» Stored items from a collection
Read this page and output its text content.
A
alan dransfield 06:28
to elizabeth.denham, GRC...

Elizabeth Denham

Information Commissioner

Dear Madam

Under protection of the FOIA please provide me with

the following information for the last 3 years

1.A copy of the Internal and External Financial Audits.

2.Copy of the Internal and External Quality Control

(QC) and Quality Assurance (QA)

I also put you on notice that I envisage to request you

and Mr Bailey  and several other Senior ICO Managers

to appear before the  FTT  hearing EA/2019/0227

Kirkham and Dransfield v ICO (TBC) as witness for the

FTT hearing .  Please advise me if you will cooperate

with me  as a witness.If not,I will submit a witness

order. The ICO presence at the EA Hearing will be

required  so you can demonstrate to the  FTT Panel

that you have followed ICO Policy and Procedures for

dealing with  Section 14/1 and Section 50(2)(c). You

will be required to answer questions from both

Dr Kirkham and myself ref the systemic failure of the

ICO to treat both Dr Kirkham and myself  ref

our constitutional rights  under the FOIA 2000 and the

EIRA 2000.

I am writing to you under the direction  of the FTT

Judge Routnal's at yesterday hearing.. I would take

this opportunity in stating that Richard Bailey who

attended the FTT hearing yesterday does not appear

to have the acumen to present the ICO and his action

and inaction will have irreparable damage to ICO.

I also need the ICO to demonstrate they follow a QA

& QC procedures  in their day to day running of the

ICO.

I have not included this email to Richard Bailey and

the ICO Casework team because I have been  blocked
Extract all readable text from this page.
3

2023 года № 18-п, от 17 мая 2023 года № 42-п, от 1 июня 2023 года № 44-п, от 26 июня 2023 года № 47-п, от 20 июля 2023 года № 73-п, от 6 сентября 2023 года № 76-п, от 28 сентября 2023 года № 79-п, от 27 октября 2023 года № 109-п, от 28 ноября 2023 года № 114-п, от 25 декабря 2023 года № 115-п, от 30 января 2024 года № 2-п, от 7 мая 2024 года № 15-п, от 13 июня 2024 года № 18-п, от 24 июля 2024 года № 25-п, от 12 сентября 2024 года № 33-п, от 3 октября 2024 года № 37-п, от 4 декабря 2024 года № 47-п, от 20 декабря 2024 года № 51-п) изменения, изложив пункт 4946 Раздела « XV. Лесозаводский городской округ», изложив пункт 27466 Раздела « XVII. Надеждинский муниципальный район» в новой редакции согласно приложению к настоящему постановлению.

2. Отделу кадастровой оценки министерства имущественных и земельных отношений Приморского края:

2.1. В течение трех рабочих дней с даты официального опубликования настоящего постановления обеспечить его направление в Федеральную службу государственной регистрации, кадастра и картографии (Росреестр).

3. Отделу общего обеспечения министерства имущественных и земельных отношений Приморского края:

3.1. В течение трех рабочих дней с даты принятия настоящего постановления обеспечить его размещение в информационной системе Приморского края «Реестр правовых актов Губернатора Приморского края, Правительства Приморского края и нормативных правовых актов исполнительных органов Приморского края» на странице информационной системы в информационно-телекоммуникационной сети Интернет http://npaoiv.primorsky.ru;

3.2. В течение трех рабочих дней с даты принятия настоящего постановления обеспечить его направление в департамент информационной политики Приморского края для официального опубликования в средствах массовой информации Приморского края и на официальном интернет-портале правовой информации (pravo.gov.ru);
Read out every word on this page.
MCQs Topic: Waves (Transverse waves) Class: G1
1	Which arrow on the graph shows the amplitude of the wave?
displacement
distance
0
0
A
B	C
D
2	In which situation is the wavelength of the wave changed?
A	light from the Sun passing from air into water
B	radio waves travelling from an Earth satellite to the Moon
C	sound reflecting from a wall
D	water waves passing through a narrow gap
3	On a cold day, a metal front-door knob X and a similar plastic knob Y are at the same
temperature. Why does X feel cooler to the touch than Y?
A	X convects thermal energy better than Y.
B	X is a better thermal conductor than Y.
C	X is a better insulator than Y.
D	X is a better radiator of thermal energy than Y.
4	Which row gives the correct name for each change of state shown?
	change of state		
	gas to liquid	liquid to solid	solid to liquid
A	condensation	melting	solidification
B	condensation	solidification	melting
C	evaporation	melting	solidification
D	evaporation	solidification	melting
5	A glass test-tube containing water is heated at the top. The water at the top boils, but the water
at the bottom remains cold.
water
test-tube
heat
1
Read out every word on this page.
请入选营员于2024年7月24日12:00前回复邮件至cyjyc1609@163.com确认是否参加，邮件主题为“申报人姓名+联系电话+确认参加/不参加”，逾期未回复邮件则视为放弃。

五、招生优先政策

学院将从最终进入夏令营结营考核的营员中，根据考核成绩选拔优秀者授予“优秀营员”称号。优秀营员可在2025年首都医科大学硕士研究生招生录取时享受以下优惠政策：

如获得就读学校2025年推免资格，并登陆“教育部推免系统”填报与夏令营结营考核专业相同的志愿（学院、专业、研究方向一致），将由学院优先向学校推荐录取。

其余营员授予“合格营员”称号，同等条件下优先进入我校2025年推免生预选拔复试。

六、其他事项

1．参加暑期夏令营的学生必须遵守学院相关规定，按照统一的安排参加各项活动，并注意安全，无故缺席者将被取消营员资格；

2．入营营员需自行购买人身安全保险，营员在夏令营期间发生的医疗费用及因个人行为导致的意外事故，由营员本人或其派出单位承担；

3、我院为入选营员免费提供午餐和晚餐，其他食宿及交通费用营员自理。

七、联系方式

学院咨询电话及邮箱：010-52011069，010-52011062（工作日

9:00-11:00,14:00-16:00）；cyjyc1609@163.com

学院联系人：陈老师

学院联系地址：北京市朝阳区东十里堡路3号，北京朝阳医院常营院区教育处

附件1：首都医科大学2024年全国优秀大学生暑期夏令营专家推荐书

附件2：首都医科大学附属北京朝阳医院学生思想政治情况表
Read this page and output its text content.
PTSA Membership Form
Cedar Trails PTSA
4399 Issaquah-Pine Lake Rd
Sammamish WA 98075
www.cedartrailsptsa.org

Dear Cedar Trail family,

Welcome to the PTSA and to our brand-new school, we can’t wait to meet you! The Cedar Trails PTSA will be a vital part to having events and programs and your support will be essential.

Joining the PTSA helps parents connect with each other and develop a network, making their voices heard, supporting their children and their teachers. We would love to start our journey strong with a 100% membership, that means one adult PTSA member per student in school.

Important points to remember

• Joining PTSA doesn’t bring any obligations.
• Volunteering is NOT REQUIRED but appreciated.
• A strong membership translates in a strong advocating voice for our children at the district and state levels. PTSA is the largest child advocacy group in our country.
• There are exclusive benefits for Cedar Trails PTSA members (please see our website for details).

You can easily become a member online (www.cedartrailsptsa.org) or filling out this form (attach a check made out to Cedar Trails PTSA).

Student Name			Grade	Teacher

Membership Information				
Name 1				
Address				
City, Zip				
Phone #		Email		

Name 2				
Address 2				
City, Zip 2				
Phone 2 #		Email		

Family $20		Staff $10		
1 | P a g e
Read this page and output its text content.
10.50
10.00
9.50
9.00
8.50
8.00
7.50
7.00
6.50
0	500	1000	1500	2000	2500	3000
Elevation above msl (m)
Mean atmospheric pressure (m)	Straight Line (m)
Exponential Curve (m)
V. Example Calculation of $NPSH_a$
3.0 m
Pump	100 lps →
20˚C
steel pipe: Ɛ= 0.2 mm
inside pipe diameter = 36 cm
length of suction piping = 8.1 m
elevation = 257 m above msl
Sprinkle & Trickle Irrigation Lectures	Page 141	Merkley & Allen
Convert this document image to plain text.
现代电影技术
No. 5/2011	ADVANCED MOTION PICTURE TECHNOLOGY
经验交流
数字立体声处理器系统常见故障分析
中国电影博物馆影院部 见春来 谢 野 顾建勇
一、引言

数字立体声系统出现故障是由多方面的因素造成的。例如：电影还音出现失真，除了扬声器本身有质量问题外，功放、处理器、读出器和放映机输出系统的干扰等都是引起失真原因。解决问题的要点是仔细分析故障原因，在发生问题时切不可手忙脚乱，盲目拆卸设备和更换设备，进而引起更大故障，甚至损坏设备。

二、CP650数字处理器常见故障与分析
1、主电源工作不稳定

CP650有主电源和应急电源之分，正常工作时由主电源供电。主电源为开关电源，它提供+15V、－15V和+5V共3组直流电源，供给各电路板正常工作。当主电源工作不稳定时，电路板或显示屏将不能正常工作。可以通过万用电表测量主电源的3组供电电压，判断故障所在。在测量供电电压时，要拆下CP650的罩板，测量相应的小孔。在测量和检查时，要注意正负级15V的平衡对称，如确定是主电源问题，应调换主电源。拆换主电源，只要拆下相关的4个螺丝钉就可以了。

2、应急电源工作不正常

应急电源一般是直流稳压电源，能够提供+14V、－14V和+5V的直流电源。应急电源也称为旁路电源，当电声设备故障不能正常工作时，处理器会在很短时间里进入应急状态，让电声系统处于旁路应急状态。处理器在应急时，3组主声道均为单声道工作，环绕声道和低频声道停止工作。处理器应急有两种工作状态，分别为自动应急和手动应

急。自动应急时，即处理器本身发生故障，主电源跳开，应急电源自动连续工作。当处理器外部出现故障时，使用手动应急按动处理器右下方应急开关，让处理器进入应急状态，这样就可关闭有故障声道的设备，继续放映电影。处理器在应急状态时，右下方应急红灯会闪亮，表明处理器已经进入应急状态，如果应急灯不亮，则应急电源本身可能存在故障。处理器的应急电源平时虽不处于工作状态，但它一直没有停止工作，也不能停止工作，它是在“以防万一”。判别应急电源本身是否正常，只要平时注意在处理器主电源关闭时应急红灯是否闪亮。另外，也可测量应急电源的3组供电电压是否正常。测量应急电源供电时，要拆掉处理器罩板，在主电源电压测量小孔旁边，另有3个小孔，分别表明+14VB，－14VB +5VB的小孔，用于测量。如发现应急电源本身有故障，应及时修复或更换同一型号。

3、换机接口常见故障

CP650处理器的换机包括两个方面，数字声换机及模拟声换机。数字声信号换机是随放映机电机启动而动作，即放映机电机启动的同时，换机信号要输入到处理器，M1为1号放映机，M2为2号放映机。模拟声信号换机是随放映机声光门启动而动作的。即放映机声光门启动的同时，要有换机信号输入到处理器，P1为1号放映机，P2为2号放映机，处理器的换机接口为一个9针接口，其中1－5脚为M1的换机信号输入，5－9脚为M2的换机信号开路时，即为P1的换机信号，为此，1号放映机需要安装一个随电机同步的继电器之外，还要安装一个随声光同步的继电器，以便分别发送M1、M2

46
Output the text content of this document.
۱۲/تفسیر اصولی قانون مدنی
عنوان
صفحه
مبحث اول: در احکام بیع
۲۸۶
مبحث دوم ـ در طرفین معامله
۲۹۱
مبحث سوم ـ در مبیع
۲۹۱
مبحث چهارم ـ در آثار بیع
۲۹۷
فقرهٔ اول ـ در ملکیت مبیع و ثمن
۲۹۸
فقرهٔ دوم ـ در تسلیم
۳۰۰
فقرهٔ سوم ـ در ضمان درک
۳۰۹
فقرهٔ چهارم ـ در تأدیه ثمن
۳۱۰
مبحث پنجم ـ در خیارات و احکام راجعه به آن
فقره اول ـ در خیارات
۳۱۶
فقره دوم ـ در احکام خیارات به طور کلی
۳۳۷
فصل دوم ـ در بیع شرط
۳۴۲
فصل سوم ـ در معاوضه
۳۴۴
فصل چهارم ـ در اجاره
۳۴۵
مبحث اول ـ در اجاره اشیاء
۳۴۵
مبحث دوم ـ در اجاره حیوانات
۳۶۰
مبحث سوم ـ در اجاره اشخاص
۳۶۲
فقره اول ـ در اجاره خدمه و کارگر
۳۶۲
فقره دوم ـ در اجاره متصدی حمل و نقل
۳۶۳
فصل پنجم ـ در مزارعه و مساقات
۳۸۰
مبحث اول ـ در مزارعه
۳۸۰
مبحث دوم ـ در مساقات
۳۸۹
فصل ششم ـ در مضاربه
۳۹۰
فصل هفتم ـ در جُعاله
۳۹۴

» DIRECTIONS
Collect the lines of the records that include the string "above".

» THE REPLY
Elevation above msl (m)
elevation = 257 m above msl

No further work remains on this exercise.